» **Data excerpts**:

--- start ---

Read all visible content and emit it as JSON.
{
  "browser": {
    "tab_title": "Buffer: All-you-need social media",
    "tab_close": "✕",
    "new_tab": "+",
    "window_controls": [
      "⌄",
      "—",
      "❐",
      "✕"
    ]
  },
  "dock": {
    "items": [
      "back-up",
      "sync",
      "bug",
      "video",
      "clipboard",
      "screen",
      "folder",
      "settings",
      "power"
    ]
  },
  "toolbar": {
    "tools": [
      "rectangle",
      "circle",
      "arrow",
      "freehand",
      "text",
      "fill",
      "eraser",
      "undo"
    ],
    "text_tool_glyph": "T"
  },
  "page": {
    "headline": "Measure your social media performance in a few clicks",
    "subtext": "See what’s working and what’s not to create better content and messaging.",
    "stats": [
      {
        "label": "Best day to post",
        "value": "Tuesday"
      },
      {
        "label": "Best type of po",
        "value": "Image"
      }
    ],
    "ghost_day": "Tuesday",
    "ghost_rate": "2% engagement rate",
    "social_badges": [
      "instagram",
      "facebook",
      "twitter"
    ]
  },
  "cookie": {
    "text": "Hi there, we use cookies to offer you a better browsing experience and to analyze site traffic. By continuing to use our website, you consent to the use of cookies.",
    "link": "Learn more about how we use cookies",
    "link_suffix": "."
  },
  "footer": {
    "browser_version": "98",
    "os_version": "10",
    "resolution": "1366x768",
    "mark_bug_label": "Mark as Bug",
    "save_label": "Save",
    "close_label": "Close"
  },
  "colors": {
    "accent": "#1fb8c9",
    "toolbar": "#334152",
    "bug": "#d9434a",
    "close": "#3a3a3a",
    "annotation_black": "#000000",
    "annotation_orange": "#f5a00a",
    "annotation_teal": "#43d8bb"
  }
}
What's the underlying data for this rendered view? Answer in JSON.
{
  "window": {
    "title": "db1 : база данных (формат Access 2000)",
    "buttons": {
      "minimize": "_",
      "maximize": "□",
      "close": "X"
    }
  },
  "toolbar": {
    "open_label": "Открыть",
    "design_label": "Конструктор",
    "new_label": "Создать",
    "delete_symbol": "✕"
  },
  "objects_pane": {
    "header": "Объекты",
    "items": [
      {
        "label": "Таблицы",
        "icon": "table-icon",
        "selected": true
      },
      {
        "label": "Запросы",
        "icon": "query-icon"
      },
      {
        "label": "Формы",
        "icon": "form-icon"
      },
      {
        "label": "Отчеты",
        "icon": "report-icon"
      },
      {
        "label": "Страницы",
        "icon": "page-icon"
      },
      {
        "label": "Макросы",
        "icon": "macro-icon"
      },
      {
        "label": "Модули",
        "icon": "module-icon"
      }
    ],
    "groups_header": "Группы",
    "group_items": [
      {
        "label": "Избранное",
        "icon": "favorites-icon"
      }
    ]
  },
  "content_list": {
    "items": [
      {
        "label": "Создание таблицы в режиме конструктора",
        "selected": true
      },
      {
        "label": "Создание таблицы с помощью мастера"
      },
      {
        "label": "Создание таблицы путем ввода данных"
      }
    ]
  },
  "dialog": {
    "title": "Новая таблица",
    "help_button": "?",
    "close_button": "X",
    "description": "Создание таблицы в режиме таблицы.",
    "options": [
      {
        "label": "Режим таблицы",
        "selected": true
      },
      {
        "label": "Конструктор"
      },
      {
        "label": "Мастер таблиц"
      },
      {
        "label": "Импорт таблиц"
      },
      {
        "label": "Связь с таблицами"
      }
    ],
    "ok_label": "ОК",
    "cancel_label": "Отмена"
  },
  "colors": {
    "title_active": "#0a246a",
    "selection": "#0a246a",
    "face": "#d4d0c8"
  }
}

--- end ---

» **Exercise**:
Return the material exactly as it stands.

» **Expected answer**:
Read all visible content and emit it as JSON.
{
  "browser": {
    "tab_title": "Buffer: All-you-need social media",
    "tab_close": "✕",
    "new_tab": "+",
    "window_controls": [
      "⌄",
      "—",
      "❐",
      "✕"
    ]
  },
  "dock": {
    "items": [
      "back-up",
      "sync",
      "bug",
      "video",
      "clipboard",
      "screen",
      "folder",
      "settings",
      "power"
    ]
  },
  "toolbar": {
    "tools": [
      "rectangle",
      "circle",
      "arrow",
      "freehand",
      "text",
      "fill",
      "eraser",
      "undo"
    ],
    "text_tool_glyph": "T"
  },
  "page": {
    "headline": "Measure your social media performance in a few clicks",
    "subtext": "See what’s working and what’s not to create better content and messaging.",
    "stats": [
      {
        "label": "Best day to post",
        "value": "Tuesday"
      },
      {
        "label": "Best type of po",
        "value": "Image"
      }
    ],
    "ghost_day": "Tuesday",
    "ghost_rate": "2% engagement rate",
    "social_badges": [
      "instagram",
      "facebook",
      "twitter"
    ]
  },
  "cookie": {
    "text": "Hi there, we use cookies to offer you a better browsing experience and to analyze site traffic. By continuing to use our website, you consent to the use of cookies.",
    "link": "Learn more about how we use cookies",
    "link_suffix": "."
  },
  "footer": {
    "browser_version": "98",
    "os_version": "10",
    "resolution": "1366x768",
    "mark_bug_label": "Mark as Bug",
    "save_label": "Save",
    "close_label": "Close"
  },
  "colors": {
    "accent": "#1fb8c9",
    "toolbar": "#334152",
    "bug": "#d9434a",
    "close": "#3a3a3a",
    "annotation_black": "#000000",
    "annotation_orange": "#f5a00a",
    "annotation_teal": "#43d8bb"
  }
}
What's the underlying data for this rendered view? Answer in JSON.
{
  "window": {
    "title": "db1 : база данных (формат Access 2000)",
    "buttons": {
      "minimize": "_",
      "maximize": "□",
      "close": "X"
    }
  },
  "toolbar": {
    "open_label": "Открыть",
    "design_label": "Конструктор",
    "new_label": "Создать",
    "delete_symbol": "✕"
  },
  "objects_pane": {
    "header": "Объекты",
    "items": [
      {
        "label": "Таблицы",
        "icon": "table-icon",
        "selected": true
      },
      {
        "label": "Запросы",
        "icon": "query-icon"
      },
      {
        "label": "Формы",
        "icon": "form-icon"
      },
      {
        "label": "Отчеты",
        "icon": "report-icon"
      },
      {
        "label": "Страницы",
        "icon": "page-icon"
      },
      {
        "label": "Макросы",
        "icon": "macro-icon"
      },
      {
        "label": "Модули",
        "icon": "module-icon"
      }
    ],
    "groups_header": "Группы",
    "group_items": [
      {
        "label": "Избранное",
        "icon": "favorites-icon"
      }
    ]
  },
  "content_list": {
    "items": [
      {
        "label": "Создание таблицы в режиме конструктора",
        "selected": true
      },
      {
        "label": "Создание таблицы с помощью мастера"
      },
      {
        "label": "Создание таблицы путем ввода данных"
      }
    ]
  },
  "dialog": {
    "title": "Новая таблица",
    "help_button": "?",
    "close_button": "X",
    "description": "Создание таблицы в режиме таблицы.",
    "options": [
      {
        "label": "Режим таблицы",
        "selected": true
      },
      {
        "label": "Конструктор"
      },
      {
        "label": "Мастер таблиц"
      },
      {
        "label": "Импорт таблиц"
      },
      {
        "label": "Связь с таблицами"
      }
    ],
    "ok_label": "ОК",
    "cancel_label": "Отмена"
  },
  "colors": {
    "title_active": "#0a246a",
    "selection": "#0a246a",
    "face": "#d4d0c8"
  }
}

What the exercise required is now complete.